[Dataset records]
--- start ---
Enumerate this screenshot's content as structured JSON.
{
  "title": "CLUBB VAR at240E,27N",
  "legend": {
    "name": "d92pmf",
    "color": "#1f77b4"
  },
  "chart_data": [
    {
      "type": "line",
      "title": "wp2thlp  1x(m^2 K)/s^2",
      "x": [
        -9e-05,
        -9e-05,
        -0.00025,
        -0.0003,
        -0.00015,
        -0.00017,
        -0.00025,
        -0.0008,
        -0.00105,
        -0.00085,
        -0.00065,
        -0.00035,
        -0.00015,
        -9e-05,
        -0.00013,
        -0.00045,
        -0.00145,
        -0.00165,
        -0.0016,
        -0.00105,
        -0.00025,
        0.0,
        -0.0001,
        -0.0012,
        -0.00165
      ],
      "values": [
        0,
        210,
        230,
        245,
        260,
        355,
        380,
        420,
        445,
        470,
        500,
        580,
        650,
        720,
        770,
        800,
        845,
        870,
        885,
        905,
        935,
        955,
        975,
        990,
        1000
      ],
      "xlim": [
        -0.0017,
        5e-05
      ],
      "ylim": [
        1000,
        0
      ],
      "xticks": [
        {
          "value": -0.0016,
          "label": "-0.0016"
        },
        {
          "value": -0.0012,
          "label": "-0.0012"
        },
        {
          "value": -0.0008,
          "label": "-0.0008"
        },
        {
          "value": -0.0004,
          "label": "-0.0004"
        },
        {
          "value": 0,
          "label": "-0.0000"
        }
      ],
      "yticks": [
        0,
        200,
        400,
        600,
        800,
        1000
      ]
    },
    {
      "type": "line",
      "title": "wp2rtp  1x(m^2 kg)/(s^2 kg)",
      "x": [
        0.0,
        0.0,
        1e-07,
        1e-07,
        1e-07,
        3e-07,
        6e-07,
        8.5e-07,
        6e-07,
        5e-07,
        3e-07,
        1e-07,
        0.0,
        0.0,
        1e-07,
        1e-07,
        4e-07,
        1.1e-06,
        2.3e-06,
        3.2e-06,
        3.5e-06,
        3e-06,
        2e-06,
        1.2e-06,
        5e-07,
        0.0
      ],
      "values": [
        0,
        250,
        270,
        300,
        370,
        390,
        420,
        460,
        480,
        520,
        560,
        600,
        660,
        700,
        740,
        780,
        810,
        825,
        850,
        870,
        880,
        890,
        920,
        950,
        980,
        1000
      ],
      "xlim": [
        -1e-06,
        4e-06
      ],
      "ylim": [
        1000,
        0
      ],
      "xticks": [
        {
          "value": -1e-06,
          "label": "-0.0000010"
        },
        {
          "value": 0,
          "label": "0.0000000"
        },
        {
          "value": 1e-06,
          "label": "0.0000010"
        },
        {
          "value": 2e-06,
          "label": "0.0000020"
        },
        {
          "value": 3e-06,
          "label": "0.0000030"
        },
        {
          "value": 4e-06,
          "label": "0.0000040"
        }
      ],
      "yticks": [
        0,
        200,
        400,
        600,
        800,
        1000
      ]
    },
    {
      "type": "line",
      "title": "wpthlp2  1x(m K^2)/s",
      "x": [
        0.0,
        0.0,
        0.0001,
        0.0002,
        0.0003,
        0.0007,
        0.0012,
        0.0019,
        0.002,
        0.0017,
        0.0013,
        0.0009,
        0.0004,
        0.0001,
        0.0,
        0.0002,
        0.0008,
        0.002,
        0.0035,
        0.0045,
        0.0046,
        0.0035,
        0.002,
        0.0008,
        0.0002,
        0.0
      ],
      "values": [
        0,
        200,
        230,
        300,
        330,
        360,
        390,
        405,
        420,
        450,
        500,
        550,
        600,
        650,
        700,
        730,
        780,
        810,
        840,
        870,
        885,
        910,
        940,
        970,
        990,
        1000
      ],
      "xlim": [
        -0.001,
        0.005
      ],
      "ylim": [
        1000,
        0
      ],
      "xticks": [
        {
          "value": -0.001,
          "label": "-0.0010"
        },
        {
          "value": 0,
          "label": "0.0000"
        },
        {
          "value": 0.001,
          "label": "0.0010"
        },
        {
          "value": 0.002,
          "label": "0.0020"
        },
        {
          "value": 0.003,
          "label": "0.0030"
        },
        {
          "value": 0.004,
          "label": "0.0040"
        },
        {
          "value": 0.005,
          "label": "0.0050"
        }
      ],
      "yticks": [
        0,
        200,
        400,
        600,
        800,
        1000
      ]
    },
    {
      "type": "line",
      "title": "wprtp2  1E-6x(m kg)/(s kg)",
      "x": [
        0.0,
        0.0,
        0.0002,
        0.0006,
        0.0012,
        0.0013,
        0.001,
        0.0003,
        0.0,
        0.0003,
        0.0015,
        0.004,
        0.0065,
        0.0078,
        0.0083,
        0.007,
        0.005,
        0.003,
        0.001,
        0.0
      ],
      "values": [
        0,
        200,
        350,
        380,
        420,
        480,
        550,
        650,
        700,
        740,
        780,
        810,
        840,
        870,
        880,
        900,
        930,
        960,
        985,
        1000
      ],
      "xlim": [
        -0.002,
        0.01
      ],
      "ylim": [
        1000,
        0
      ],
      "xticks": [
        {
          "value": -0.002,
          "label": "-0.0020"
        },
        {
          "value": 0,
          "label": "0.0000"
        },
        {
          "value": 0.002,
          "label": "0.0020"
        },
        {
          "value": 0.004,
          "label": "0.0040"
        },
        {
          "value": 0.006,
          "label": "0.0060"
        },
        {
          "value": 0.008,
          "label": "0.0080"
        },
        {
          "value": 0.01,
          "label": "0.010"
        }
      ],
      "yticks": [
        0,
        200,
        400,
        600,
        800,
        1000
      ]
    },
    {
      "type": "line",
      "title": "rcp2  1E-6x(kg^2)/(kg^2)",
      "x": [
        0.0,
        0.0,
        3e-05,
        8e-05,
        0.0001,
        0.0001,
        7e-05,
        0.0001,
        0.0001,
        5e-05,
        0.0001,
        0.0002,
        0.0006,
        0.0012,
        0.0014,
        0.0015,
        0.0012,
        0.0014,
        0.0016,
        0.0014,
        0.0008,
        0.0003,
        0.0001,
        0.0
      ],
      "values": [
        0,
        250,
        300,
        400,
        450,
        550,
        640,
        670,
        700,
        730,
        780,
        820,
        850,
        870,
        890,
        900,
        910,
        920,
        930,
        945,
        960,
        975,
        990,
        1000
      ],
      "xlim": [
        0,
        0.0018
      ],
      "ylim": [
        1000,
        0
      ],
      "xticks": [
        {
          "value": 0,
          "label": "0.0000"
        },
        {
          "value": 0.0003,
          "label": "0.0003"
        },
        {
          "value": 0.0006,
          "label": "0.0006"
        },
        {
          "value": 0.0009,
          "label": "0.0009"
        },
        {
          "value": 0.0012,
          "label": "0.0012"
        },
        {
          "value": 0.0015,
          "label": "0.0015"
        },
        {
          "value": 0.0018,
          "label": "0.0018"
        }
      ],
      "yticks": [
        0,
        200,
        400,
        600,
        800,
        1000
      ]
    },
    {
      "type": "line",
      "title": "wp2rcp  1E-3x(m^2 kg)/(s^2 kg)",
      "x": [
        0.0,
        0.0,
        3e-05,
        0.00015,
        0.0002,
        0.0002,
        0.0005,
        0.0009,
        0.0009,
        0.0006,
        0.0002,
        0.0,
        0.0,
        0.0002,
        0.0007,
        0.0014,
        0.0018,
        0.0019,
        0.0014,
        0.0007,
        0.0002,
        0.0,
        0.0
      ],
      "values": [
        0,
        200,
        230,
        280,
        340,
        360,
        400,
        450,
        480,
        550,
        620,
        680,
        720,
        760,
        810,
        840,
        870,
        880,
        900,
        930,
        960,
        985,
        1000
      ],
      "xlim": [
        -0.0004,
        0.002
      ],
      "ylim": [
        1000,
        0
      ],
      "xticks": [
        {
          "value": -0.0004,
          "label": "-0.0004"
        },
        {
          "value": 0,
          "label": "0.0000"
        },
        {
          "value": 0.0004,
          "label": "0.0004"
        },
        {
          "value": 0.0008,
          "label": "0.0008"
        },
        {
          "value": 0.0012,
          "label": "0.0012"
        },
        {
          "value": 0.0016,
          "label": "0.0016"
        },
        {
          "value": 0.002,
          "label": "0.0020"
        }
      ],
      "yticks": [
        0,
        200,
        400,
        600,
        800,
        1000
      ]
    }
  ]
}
--- end ---
## [WHAT IS REQUIRED]
Copy and report every line where the word "title" is present.

## [EXERCISE OUTPUT]
  "title": "CLUBB VAR at240E,27N",
      "title": "wp2thlp  1x(m^2 K)/s^2",
      "title": "wp2rtp  1x(m^2 kg)/(s^2 kg)",
      "title": "wpthlp2  1x(m K^2)/s",
      "title": "wprtp2  1E-6x(m kg)/(s kg)",
      "title": "rcp2  1E-6x(kg^2)/(kg^2)",
      "title": "wp2rcp  1E-3x(m^2 kg)/(s^2 kg)",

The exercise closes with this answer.